## RECORDED INFORMATION
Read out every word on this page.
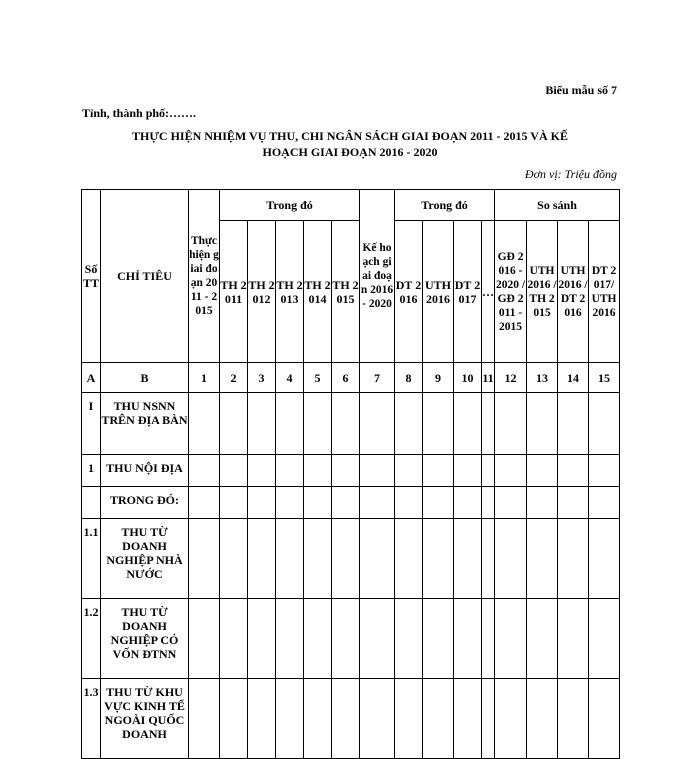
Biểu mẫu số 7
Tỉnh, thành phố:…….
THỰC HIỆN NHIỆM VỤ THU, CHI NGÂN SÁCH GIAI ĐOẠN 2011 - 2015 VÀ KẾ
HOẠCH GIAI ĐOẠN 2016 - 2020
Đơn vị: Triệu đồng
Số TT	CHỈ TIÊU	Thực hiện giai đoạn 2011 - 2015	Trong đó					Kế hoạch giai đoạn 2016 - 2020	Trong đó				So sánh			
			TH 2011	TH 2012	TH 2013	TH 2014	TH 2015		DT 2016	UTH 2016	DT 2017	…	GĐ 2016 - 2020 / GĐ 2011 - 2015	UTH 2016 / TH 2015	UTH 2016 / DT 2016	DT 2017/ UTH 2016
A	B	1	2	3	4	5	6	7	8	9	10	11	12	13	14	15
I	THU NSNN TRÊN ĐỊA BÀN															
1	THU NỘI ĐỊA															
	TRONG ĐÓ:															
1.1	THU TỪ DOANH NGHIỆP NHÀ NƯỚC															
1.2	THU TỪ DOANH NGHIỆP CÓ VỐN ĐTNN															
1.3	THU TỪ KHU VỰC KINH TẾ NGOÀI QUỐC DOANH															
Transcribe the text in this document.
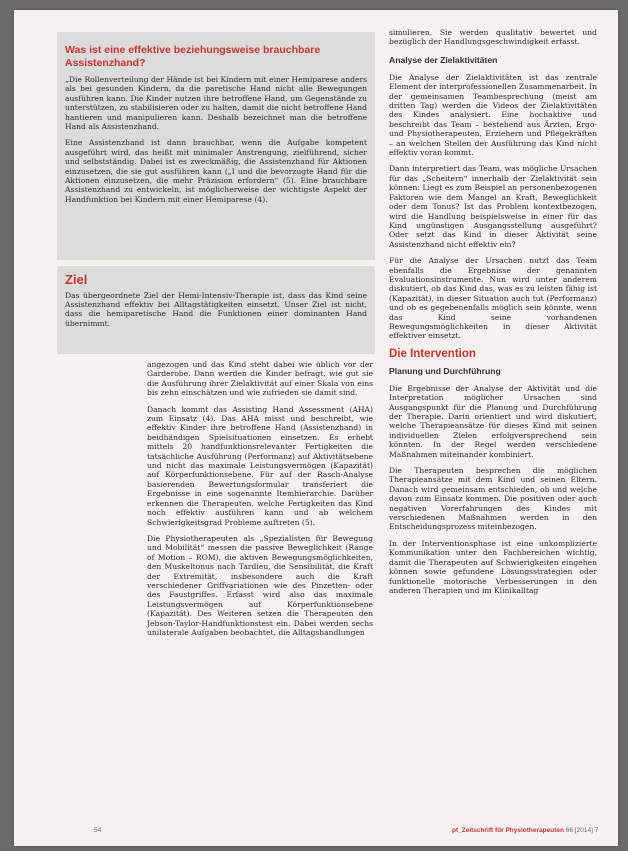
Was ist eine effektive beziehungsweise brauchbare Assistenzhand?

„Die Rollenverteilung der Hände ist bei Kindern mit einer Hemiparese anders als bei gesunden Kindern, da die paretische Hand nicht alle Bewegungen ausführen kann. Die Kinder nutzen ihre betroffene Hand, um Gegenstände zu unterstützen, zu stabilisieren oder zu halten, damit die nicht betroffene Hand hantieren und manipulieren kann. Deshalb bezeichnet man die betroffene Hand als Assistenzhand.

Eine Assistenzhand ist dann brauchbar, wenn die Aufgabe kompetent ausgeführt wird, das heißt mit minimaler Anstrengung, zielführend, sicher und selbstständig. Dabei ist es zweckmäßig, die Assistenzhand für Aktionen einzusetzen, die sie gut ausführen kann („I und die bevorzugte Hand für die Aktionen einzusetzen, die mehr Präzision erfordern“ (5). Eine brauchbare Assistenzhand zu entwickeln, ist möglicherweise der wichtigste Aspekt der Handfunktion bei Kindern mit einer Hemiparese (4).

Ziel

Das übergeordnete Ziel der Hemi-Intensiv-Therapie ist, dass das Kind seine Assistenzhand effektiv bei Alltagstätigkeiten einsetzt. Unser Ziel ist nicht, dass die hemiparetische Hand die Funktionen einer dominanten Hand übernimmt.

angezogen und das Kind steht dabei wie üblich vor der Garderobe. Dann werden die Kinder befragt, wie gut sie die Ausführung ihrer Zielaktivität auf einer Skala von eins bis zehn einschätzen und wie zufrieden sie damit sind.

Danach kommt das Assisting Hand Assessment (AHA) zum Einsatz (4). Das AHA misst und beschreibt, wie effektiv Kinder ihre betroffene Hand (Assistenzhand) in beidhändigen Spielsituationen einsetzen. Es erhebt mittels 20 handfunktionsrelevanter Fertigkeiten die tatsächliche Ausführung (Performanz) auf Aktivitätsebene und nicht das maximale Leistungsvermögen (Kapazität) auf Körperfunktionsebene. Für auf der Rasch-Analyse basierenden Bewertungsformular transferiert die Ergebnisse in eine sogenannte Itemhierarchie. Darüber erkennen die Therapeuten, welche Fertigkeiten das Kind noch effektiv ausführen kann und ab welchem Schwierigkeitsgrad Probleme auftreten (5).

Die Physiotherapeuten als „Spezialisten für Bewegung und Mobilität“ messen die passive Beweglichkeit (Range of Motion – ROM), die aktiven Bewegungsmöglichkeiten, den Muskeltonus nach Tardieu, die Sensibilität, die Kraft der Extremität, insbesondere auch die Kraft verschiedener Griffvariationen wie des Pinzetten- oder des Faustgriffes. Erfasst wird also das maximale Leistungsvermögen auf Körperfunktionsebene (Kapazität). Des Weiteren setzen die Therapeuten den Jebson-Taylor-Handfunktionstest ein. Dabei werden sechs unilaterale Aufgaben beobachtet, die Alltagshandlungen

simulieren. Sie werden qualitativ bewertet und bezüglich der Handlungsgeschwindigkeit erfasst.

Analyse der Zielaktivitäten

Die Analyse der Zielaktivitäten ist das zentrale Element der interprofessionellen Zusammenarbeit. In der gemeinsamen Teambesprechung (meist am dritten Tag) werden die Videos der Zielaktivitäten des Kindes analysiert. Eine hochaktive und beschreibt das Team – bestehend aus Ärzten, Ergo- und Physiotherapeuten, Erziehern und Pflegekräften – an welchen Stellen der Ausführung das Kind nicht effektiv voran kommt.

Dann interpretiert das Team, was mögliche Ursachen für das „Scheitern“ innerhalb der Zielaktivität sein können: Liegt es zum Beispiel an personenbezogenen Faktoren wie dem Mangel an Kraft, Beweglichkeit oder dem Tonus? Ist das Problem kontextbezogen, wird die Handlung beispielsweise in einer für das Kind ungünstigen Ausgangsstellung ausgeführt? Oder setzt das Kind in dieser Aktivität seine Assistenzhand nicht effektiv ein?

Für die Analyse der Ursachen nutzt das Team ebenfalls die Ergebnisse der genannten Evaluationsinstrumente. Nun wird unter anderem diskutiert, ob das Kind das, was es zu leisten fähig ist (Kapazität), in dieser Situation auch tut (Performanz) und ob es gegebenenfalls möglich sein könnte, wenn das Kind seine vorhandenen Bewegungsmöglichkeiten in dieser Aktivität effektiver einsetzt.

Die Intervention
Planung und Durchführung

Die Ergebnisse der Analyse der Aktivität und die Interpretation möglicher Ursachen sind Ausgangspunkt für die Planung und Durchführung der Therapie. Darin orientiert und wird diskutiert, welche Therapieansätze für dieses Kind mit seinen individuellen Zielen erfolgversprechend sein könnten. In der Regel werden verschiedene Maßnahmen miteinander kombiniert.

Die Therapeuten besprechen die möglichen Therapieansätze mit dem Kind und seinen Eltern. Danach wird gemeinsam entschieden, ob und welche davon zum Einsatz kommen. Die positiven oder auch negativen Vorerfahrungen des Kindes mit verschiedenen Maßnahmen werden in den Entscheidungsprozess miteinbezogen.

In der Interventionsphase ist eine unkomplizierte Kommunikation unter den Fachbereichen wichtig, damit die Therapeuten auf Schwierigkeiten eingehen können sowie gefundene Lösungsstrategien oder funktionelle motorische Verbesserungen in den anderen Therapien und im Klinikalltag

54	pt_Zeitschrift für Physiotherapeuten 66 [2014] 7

## DO THIS
Pictures excluded, quote all the data above exactly.

## THE RESPONSE
Read out every word on this page.
Biểu mẫu số 7
Tỉnh, thành phố:…….
THỰC HIỆN NHIỆM VỤ THU, CHI NGÂN SÁCH GIAI ĐOẠN 2011 - 2015 VÀ KẾ
HOẠCH GIAI ĐOẠN 2016 - 2020
Đơn vị: Triệu đồng
Số TT	CHỈ TIÊU	Thực hiện giai đoạn 2011 - 2015	Trong đó					Kế hoạch giai đoạn 2016 - 2020	Trong đó				So sánh			
			TH 2011	TH 2012	TH 2013	TH 2014	TH 2015		DT 2016	UTH 2016	DT 2017	…	GĐ 2016 - 2020 / GĐ 2011 - 2015	UTH 2016 / TH 2015	UTH 2016 / DT 2016	DT 2017/ UTH 2016
A	B	1	2	3	4	5	6	7	8	9	10	11	12	13	14	15
I	THU NSNN TRÊN ĐỊA BÀN															
1	THU NỘI ĐỊA															
	TRONG ĐÓ:															
1.1	THU TỪ DOANH NGHIỆP NHÀ NƯỚC															
1.2	THU TỪ DOANH NGHIỆP CÓ VỐN ĐTNN															
1.3	THU TỪ KHU VỰC KINH TẾ NGOÀI QUỐC DOANH															
Transcribe the text in this document.
Was ist eine effektive beziehungsweise brauchbare Assistenzhand?

„Die Rollenverteilung der Hände ist bei Kindern mit einer Hemiparese anders als bei gesunden Kindern, da die paretische Hand nicht alle Bewegungen ausführen kann. Die Kinder nutzen ihre betroffene Hand, um Gegenstände zu unterstützen, zu stabilisieren oder zu halten, damit die nicht betroffene Hand hantieren und manipulieren kann. Deshalb bezeichnet man die betroffene Hand als Assistenzhand.

Eine Assistenzhand ist dann brauchbar, wenn die Aufgabe kompetent ausgeführt wird, das heißt mit minimaler Anstrengung, zielführend, sicher und selbstständig. Dabei ist es zweckmäßig, die Assistenzhand für Aktionen einzusetzen, die sie gut ausführen kann („I und die bevorzugte Hand für die Aktionen einzusetzen, die mehr Präzision erfordern“ (5). Eine brauchbare Assistenzhand zu entwickeln, ist möglicherweise der wichtigste Aspekt der Handfunktion bei Kindern mit einer Hemiparese (4).

Ziel

Das übergeordnete Ziel der Hemi-Intensiv-Therapie ist, dass das Kind seine Assistenzhand effektiv bei Alltagstätigkeiten einsetzt. Unser Ziel ist nicht, dass die hemiparetische Hand die Funktionen einer dominanten Hand übernimmt.

angezogen und das Kind steht dabei wie üblich vor der Garderobe. Dann werden die Kinder befragt, wie gut sie die Ausführung ihrer Zielaktivität auf einer Skala von eins bis zehn einschätzen und wie zufrieden sie damit sind.

Danach kommt das Assisting Hand Assessment (AHA) zum Einsatz (4). Das AHA misst und beschreibt, wie effektiv Kinder ihre betroffene Hand (Assistenzhand) in beidhändigen Spielsituationen einsetzen. Es erhebt mittels 20 handfunktionsrelevanter Fertigkeiten die tatsächliche Ausführung (Performanz) auf Aktivitätsebene und nicht das maximale Leistungsvermögen (Kapazität) auf Körperfunktionsebene. Für auf der Rasch-Analyse basierenden Bewertungsformular transferiert die Ergebnisse in eine sogenannte Itemhierarchie. Darüber erkennen die Therapeuten, welche Fertigkeiten das Kind noch effektiv ausführen kann und ab welchem Schwierigkeitsgrad Probleme auftreten (5).

Die Physiotherapeuten als „Spezialisten für Bewegung und Mobilität“ messen die passive Beweglichkeit (Range of Motion – ROM), die aktiven Bewegungsmöglichkeiten, den Muskeltonus nach Tardieu, die Sensibilität, die Kraft der Extremität, insbesondere auch die Kraft verschiedener Griffvariationen wie des Pinzetten- oder des Faustgriffes. Erfasst wird also das maximale Leistungsvermögen auf Körperfunktionsebene (Kapazität). Des Weiteren setzen die Therapeuten den Jebson-Taylor-Handfunktionstest ein. Dabei werden sechs unilaterale Aufgaben beobachtet, die Alltagshandlungen

simulieren. Sie werden qualitativ bewertet und bezüglich der Handlungsgeschwindigkeit erfasst.

Analyse der Zielaktivitäten

Die Analyse der Zielaktivitäten ist das zentrale Element der interprofessionellen Zusammenarbeit. In der gemeinsamen Teambesprechung (meist am dritten Tag) werden die Videos der Zielaktivitäten des Kindes analysiert. Eine hochaktive und beschreibt das Team – bestehend aus Ärzten, Ergo- und Physiotherapeuten, Erziehern und Pflegekräften – an welchen Stellen der Ausführung das Kind nicht effektiv voran kommt.

Dann interpretiert das Team, was mögliche Ursachen für das „Scheitern“ innerhalb der Zielaktivität sein können: Liegt es zum Beispiel an personenbezogenen Faktoren wie dem Mangel an Kraft, Beweglichkeit oder dem Tonus? Ist das Problem kontextbezogen, wird die Handlung beispielsweise in einer für das Kind ungünstigen Ausgangsstellung ausgeführt? Oder setzt das Kind in dieser Aktivität seine Assistenzhand nicht effektiv ein?

Für die Analyse der Ursachen nutzt das Team ebenfalls die Ergebnisse der genannten Evaluationsinstrumente. Nun wird unter anderem diskutiert, ob das Kind das, was es zu leisten fähig ist (Kapazität), in dieser Situation auch tut (Performanz) und ob es gegebenenfalls möglich sein könnte, wenn das Kind seine vorhandenen Bewegungsmöglichkeiten in dieser Aktivität effektiver einsetzt.

Die Intervention
Planung und Durchführung

Die Ergebnisse der Analyse der Aktivität und die Interpretation möglicher Ursachen sind Ausgangspunkt für die Planung und Durchführung der Therapie. Darin orientiert und wird diskutiert, welche Therapieansätze für dieses Kind mit seinen individuellen Zielen erfolgversprechend sein könnten. In der Regel werden verschiedene Maßnahmen miteinander kombiniert.

Die Therapeuten besprechen die möglichen Therapieansätze mit dem Kind und seinen Eltern. Danach wird gemeinsam entschieden, ob und welche davon zum Einsatz kommen. Die positiven oder auch negativen Vorerfahrungen des Kindes mit verschiedenen Maßnahmen werden in den Entscheidungsprozess miteinbezogen.

In der Interventionsphase ist eine unkomplizierte Kommunikation unter den Fachbereichen wichtig, damit die Therapeuten auf Schwierigkeiten eingehen können sowie gefundene Lösungsstrategien oder funktionelle motorische Verbesserungen in den anderen Therapien und im Klinikalltag

54	pt_Zeitschrift für Physiotherapeuten 66 [2014] 7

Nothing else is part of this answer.